- [OBJECTIVE]
Report every line from the material that contains the word "Coordinate".

- [AVAILABLE DATA]

* start *

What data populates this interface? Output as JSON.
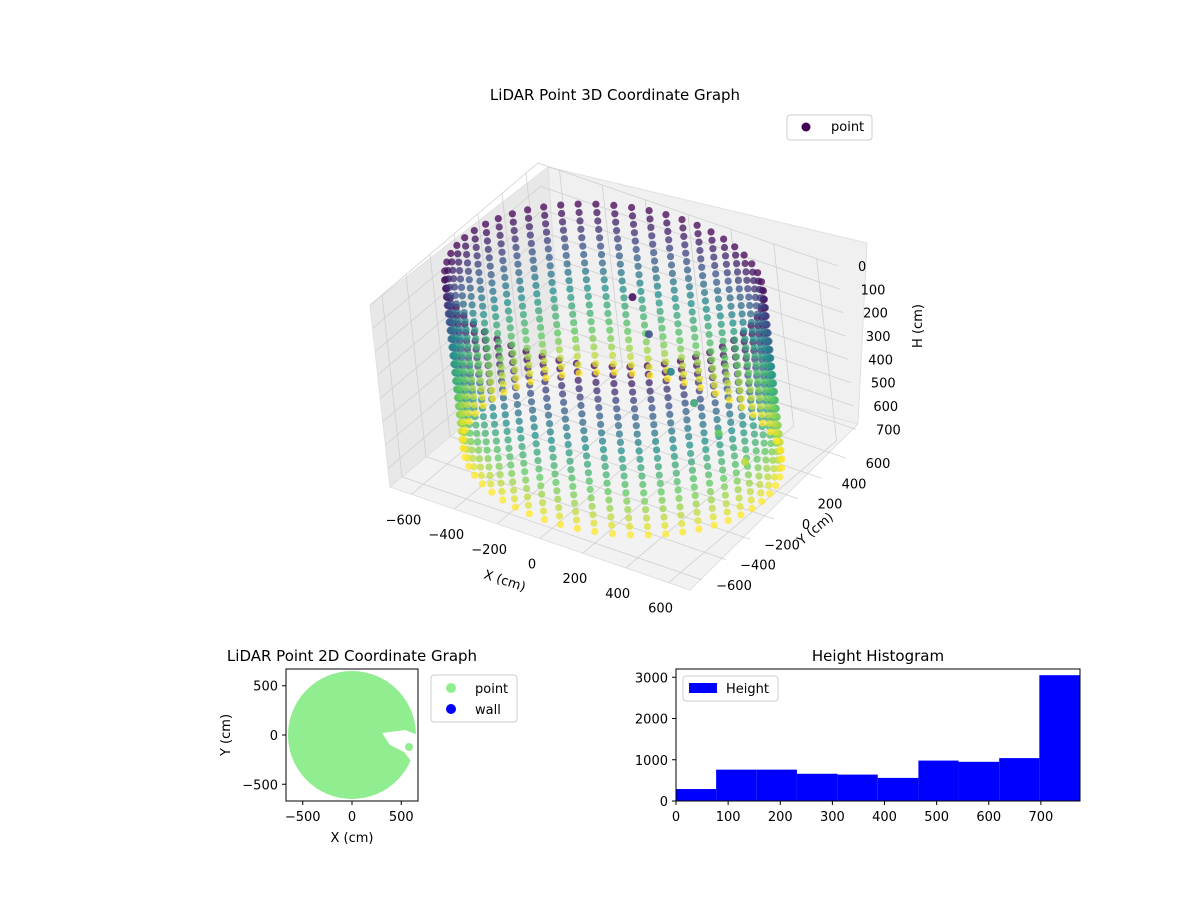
{
  "colors": {
    "point_2d": "#90ee90",
    "wall_2d": "#0000ff",
    "histogram": "#0000ff",
    "viridis": [
      "#440154",
      "#3b528b",
      "#21918c",
      "#5ec962",
      "#fde725"
    ]
  },
  "chart_data": [
    {
      "type": "scatter3d",
      "title": "LiDAR Point 3D Coordinate Graph",
      "xlabel": "X (cm)",
      "ylabel": "Y (cm)",
      "zlabel": "H (cm)",
      "legend": [
        "point"
      ],
      "legend_position": "top-right",
      "x_ticks": [
        "−600",
        "−400",
        "−200",
        "0",
        "200",
        "400",
        "600"
      ],
      "y_ticks": [
        "−600",
        "−400",
        "−200",
        "0",
        "200",
        "400",
        "600"
      ],
      "z_ticks": [
        "0",
        "100",
        "200",
        "300",
        "400",
        "500",
        "600",
        "700"
      ],
      "xlim": [
        -700,
        700
      ],
      "ylim": [
        -700,
        700
      ],
      "zlim": [
        0,
        780
      ],
      "z_inverted": true,
      "grid": true,
      "colormap": "viridis",
      "cylinder": {
        "radius": 650,
        "h_min": 0,
        "h_max": 720
      },
      "interior_object": [
        {
          "x": 100,
          "y": 50,
          "h": 40
        },
        {
          "x": 160,
          "y": 50,
          "h": 180
        },
        {
          "x": 240,
          "y": 60,
          "h": 320
        },
        {
          "x": 330,
          "y": 70,
          "h": 430
        },
        {
          "x": 420,
          "y": 90,
          "h": 540
        },
        {
          "x": 520,
          "y": 110,
          "h": 640
        }
      ]
    },
    {
      "type": "scatter",
      "title": "LiDAR Point 2D Coordinate Graph",
      "xlabel": "X (cm)",
      "ylabel": "Y (cm)",
      "x_ticks": [
        "−500",
        "0",
        "500"
      ],
      "y_ticks": [
        "500",
        "0",
        "−500"
      ],
      "xlim": [
        -670,
        670
      ],
      "ylim": [
        -670,
        670
      ],
      "legend": [
        "point",
        "wall"
      ],
      "legend_position": "outside-right",
      "series": [
        {
          "name": "point",
          "shape": "filled disc with notch",
          "radius": 650
        },
        {
          "name": "wall",
          "values": []
        }
      ]
    },
    {
      "type": "bar",
      "title": "Height Histogram",
      "legend": [
        "Height"
      ],
      "legend_position": "top-left",
      "xlim": [
        0,
        775
      ],
      "ylim": [
        0,
        3200
      ],
      "x_ticks": [
        "0",
        "100",
        "200",
        "300",
        "400",
        "500",
        "600",
        "700"
      ],
      "y_ticks": [
        "0",
        "1000",
        "2000",
        "3000"
      ],
      "bin_edges": [
        0,
        77,
        155,
        232,
        310,
        387,
        465,
        542,
        620,
        697,
        775
      ],
      "values": [
        290,
        760,
        760,
        660,
        640,
        560,
        980,
        950,
        1040,
        3050
      ]
    }
  ]
}
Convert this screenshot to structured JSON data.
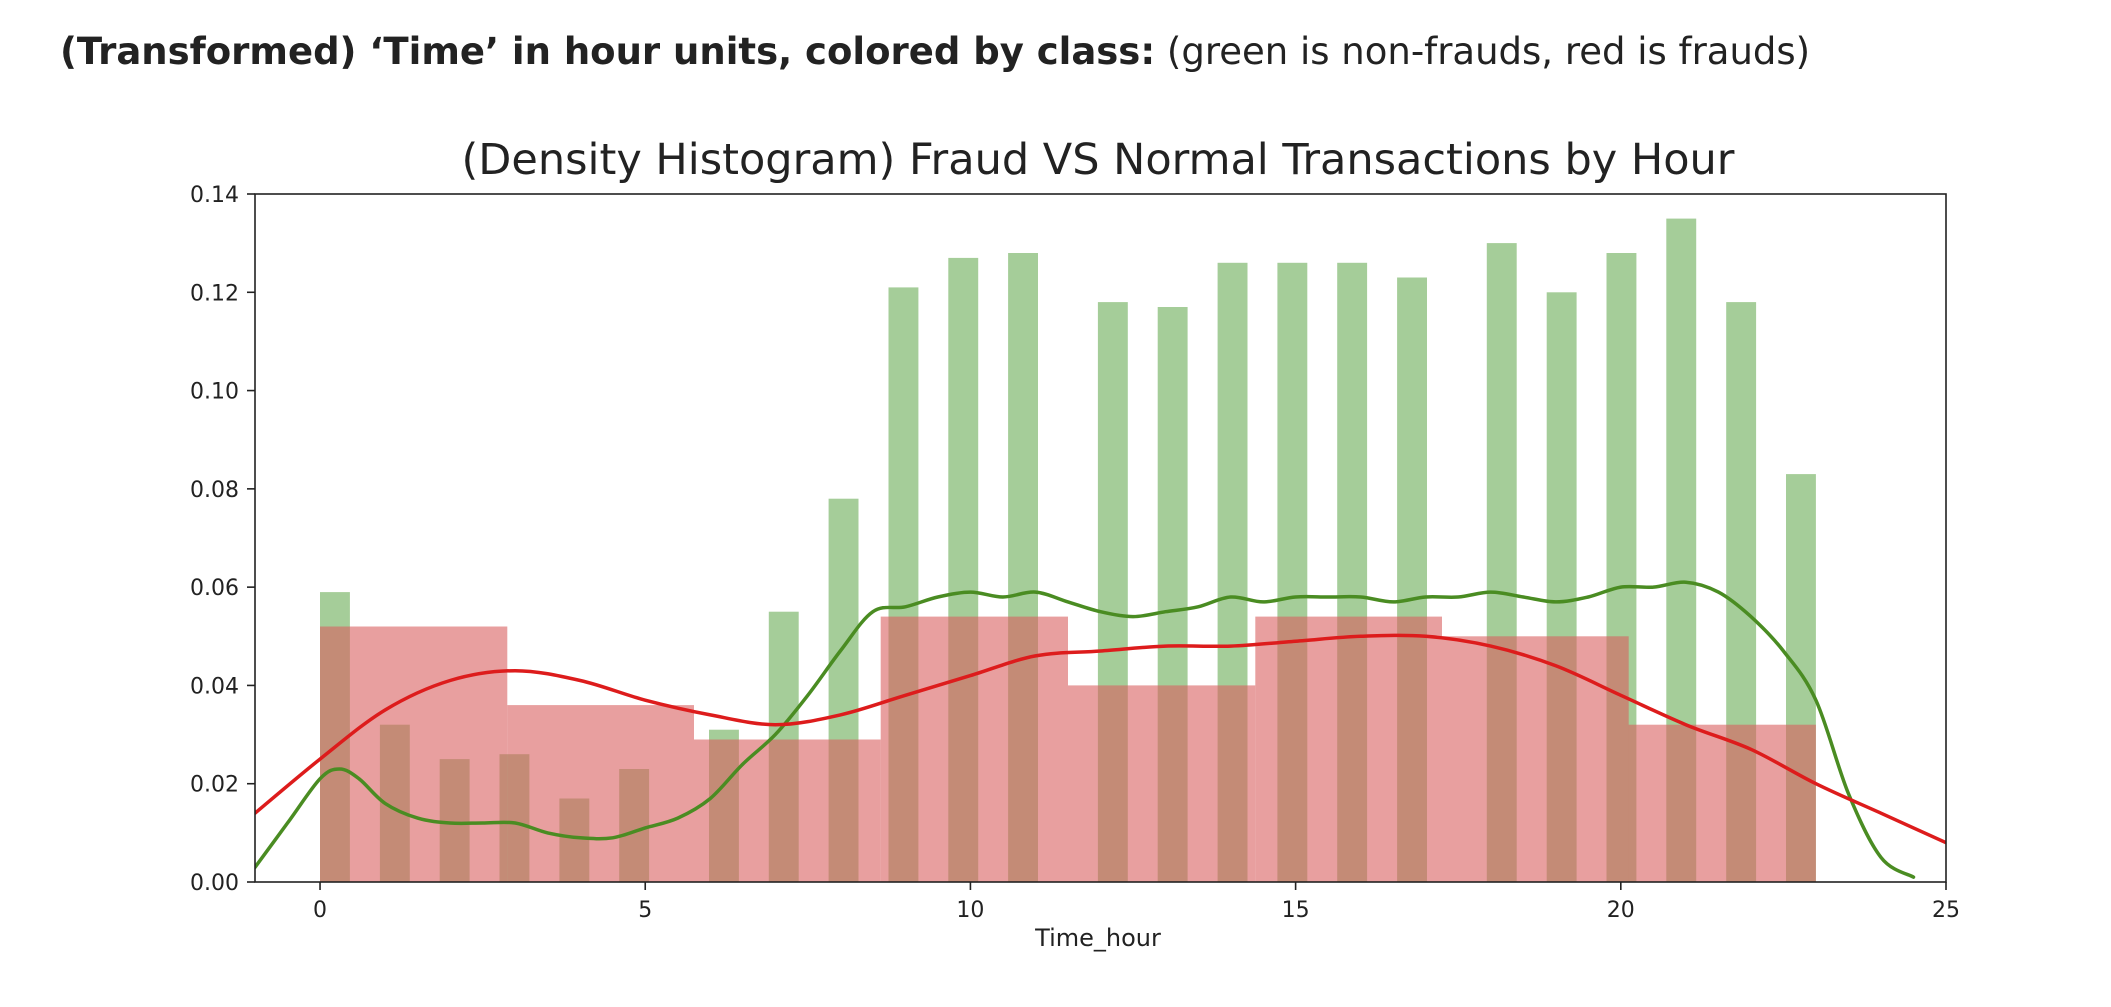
{
  "caption": {
    "bold_text": "(Transformed) ‘Time’ in hour units, colored by class:",
    "normal_text": "(green is non-frauds, red is frauds)"
  },
  "colors": {
    "normal_bar": "#7fb86e",
    "normal_line": "#4a8c22",
    "fraud_bar": "#d95f5f",
    "fraud_line": "#dd1c1c"
  },
  "chart_data": {
    "type": "bar",
    "title": "(Density Histogram) Fraud VS Normal Transactions by Hour",
    "xlabel": "Time_hour",
    "ylabel": "",
    "xlim": [
      -1,
      25
    ],
    "ylim": [
      0,
      0.14
    ],
    "xticks": [
      0,
      5,
      10,
      15,
      20,
      25
    ],
    "yticks": [
      "0.00",
      "0.02",
      "0.04",
      "0.06",
      "0.08",
      "0.10",
      "0.12",
      "0.14"
    ],
    "grid": false,
    "series": [
      {
        "kind": "histogram",
        "bins": [
          {
            "x0": 0.0,
            "x1": 0.46,
            "value": 0.059
          },
          {
            "x0": 0.92,
            "x1": 1.38,
            "value": 0.032
          },
          {
            "x0": 1.84,
            "x1": 2.3,
            "value": 0.025
          },
          {
            "x0": 2.76,
            "x1": 3.22,
            "value": 0.026
          },
          {
            "x0": 3.68,
            "x1": 4.14,
            "value": 0.017
          },
          {
            "x0": 4.6,
            "x1": 5.06,
            "value": 0.023
          },
          {
            "x0": 5.98,
            "x1": 6.44,
            "value": 0.031
          },
          {
            "x0": 6.9,
            "x1": 7.36,
            "value": 0.055
          },
          {
            "x0": 7.82,
            "x1": 8.28,
            "value": 0.078
          },
          {
            "x0": 8.74,
            "x1": 9.2,
            "value": 0.121
          },
          {
            "x0": 9.66,
            "x1": 10.12,
            "value": 0.127
          },
          {
            "x0": 10.58,
            "x1": 11.04,
            "value": 0.128
          },
          {
            "x0": 11.96,
            "x1": 12.42,
            "value": 0.118
          },
          {
            "x0": 12.88,
            "x1": 13.34,
            "value": 0.117
          },
          {
            "x0": 13.8,
            "x1": 14.26,
            "value": 0.126
          },
          {
            "x0": 14.72,
            "x1": 15.18,
            "value": 0.126
          },
          {
            "x0": 15.64,
            "x1": 16.1,
            "value": 0.126
          },
          {
            "x0": 16.56,
            "x1": 17.02,
            "value": 0.123
          },
          {
            "x0": 17.94,
            "x1": 18.4,
            "value": 0.13
          },
          {
            "x0": 18.86,
            "x1": 19.32,
            "value": 0.12
          },
          {
            "x0": 19.78,
            "x1": 20.24,
            "value": 0.128
          },
          {
            "x0": 20.7,
            "x1": 21.16,
            "value": 0.135
          },
          {
            "x0": 21.62,
            "x1": 22.08,
            "value": 0.118
          },
          {
            "x0": 22.54,
            "x1": 23.0,
            "value": 0.083
          }
        ]
      },
      {
        "kind": "histogram",
        "bins": [
          {
            "x0": 0.0,
            "x1": 2.88,
            "value": 0.052
          },
          {
            "x0": 2.88,
            "x1": 5.75,
            "value": 0.036
          },
          {
            "x0": 5.75,
            "x1": 8.62,
            "value": 0.029
          },
          {
            "x0": 8.62,
            "x1": 11.5,
            "value": 0.054
          },
          {
            "x0": 11.5,
            "x1": 14.38,
            "value": 0.04
          },
          {
            "x0": 14.38,
            "x1": 17.25,
            "value": 0.054
          },
          {
            "x0": 17.25,
            "x1": 20.12,
            "value": 0.05
          },
          {
            "x0": 20.12,
            "x1": 23.0,
            "value": 0.032
          }
        ]
      },
      {
        "kind": "kde",
        "x": [
          -1,
          -0.5,
          0,
          0.3,
          0.6,
          1,
          1.5,
          2,
          2.5,
          3,
          3.5,
          4,
          4.5,
          5,
          5.5,
          6,
          6.5,
          7,
          7.5,
          8,
          8.5,
          9,
          9.5,
          10,
          10.5,
          11,
          11.5,
          12,
          12.5,
          13,
          13.5,
          14,
          14.5,
          15,
          15.5,
          16,
          16.5,
          17,
          17.5,
          18,
          18.5,
          19,
          19.5,
          20,
          20.5,
          21,
          21.5,
          22,
          22.5,
          23,
          23.5,
          24,
          24.5
        ],
        "y": [
          0.003,
          0.012,
          0.021,
          0.023,
          0.021,
          0.016,
          0.013,
          0.012,
          0.012,
          0.012,
          0.01,
          0.009,
          0.009,
          0.011,
          0.013,
          0.017,
          0.024,
          0.03,
          0.038,
          0.047,
          0.055,
          0.056,
          0.058,
          0.059,
          0.058,
          0.059,
          0.057,
          0.055,
          0.054,
          0.055,
          0.056,
          0.058,
          0.057,
          0.058,
          0.058,
          0.058,
          0.057,
          0.058,
          0.058,
          0.059,
          0.058,
          0.057,
          0.058,
          0.06,
          0.06,
          0.061,
          0.059,
          0.054,
          0.047,
          0.037,
          0.018,
          0.005,
          0.001
        ]
      },
      {
        "kind": "kde",
        "x": [
          -1,
          0,
          1,
          2,
          3,
          4,
          5,
          6,
          7,
          8,
          9,
          10,
          11,
          12,
          13,
          14,
          15,
          16,
          17,
          18,
          19,
          20,
          21,
          22,
          23,
          24,
          25
        ],
        "y": [
          0.014,
          0.025,
          0.035,
          0.041,
          0.043,
          0.041,
          0.037,
          0.034,
          0.032,
          0.034,
          0.038,
          0.042,
          0.046,
          0.047,
          0.048,
          0.048,
          0.049,
          0.05,
          0.05,
          0.048,
          0.044,
          0.038,
          0.032,
          0.027,
          0.02,
          0.014,
          0.008
        ]
      }
    ]
  }
}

* end *

- [SOLVED EXERCISE]
      "title": "LiDAR Point 3D Coordinate Graph",
      "title": "LiDAR Point 2D Coordinate Graph",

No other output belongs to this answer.